STATED PROBLEM ▸ Pictures are not part of the copy; repeat everything else in the records exactly.

Data records ▸
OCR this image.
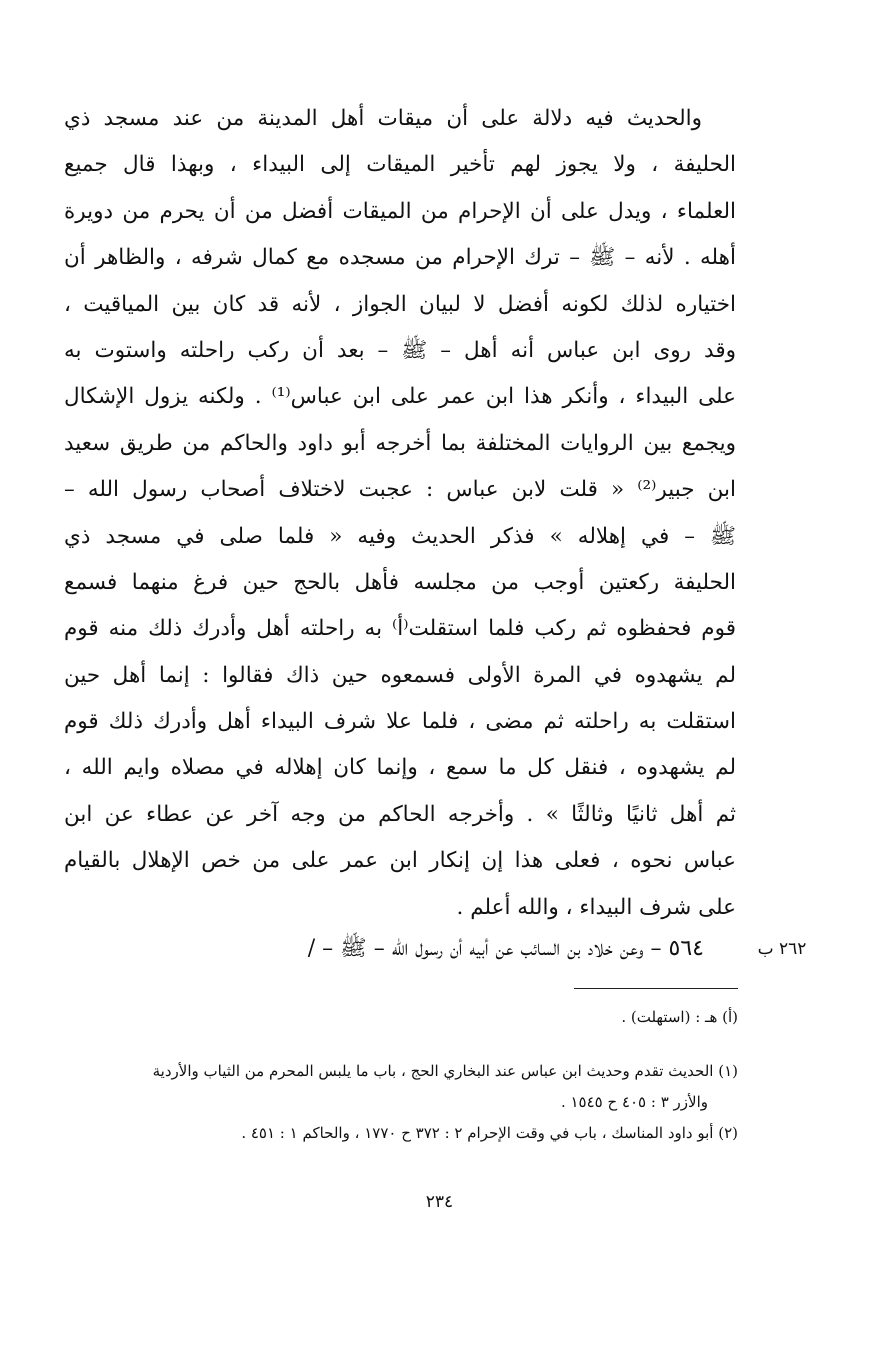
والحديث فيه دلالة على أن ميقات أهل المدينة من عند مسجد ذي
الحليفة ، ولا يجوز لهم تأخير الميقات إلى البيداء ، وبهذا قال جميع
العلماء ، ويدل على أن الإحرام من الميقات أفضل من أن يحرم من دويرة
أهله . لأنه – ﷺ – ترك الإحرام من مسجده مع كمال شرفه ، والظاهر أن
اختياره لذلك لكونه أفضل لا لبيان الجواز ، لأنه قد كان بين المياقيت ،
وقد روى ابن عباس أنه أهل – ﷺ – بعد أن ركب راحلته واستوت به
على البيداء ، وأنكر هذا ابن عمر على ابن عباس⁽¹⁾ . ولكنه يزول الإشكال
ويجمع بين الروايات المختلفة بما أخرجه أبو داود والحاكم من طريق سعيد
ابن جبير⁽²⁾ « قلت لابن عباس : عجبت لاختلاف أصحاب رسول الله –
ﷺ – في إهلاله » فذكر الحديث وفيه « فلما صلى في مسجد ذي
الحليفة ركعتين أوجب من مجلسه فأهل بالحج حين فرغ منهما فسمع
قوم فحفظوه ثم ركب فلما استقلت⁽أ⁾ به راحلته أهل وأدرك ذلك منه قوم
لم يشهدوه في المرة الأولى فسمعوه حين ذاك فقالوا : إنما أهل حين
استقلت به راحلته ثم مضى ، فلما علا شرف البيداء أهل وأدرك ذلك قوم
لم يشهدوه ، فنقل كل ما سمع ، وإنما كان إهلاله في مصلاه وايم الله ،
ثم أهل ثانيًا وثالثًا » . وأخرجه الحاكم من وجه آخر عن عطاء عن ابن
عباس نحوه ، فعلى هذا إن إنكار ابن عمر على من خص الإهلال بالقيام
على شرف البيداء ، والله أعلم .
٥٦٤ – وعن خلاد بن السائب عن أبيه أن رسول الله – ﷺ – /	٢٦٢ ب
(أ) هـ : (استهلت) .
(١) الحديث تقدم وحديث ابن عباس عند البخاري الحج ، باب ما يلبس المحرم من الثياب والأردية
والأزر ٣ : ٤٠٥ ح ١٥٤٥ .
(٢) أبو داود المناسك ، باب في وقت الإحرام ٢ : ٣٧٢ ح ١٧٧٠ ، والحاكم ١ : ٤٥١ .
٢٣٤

THE SOLUTION ▸
OCR this image.
والحديث فيه دلالة على أن ميقات أهل المدينة من عند مسجد ذي
الحليفة ، ولا يجوز لهم تأخير الميقات إلى البيداء ، وبهذا قال جميع
العلماء ، ويدل على أن الإحرام من الميقات أفضل من أن يحرم من دويرة
أهله . لأنه – ﷺ – ترك الإحرام من مسجده مع كمال شرفه ، والظاهر أن
اختياره لذلك لكونه أفضل لا لبيان الجواز ، لأنه قد كان بين المياقيت ،
وقد روى ابن عباس أنه أهل – ﷺ – بعد أن ركب راحلته واستوت به
على البيداء ، وأنكر هذا ابن عمر على ابن عباس⁽¹⁾ . ولكنه يزول الإشكال
ويجمع بين الروايات المختلفة بما أخرجه أبو داود والحاكم من طريق سعيد
ابن جبير⁽²⁾ « قلت لابن عباس : عجبت لاختلاف أصحاب رسول الله –
ﷺ – في إهلاله » فذكر الحديث وفيه « فلما صلى في مسجد ذي
الحليفة ركعتين أوجب من مجلسه فأهل بالحج حين فرغ منهما فسمع
قوم فحفظوه ثم ركب فلما استقلت⁽أ⁾ به راحلته أهل وأدرك ذلك منه قوم
لم يشهدوه في المرة الأولى فسمعوه حين ذاك فقالوا : إنما أهل حين
استقلت به راحلته ثم مضى ، فلما علا شرف البيداء أهل وأدرك ذلك قوم
لم يشهدوه ، فنقل كل ما سمع ، وإنما كان إهلاله في مصلاه وايم الله ،
ثم أهل ثانيًا وثالثًا » . وأخرجه الحاكم من وجه آخر عن عطاء عن ابن
عباس نحوه ، فعلى هذا إن إنكار ابن عمر على من خص الإهلال بالقيام
على شرف البيداء ، والله أعلم .
٥٦٤ – وعن خلاد بن السائب عن أبيه أن رسول الله – ﷺ – /	٢٦٢ ب
(أ) هـ : (استهلت) .
(١) الحديث تقدم وحديث ابن عباس عند البخاري الحج ، باب ما يلبس المحرم من الثياب والأردية
والأزر ٣ : ٤٠٥ ح ١٥٤٥ .
(٢) أبو داود المناسك ، باب في وقت الإحرام ٢ : ٣٧٢ ح ١٧٧٠ ، والحاكم ١ : ٤٥١ .
٢٣٤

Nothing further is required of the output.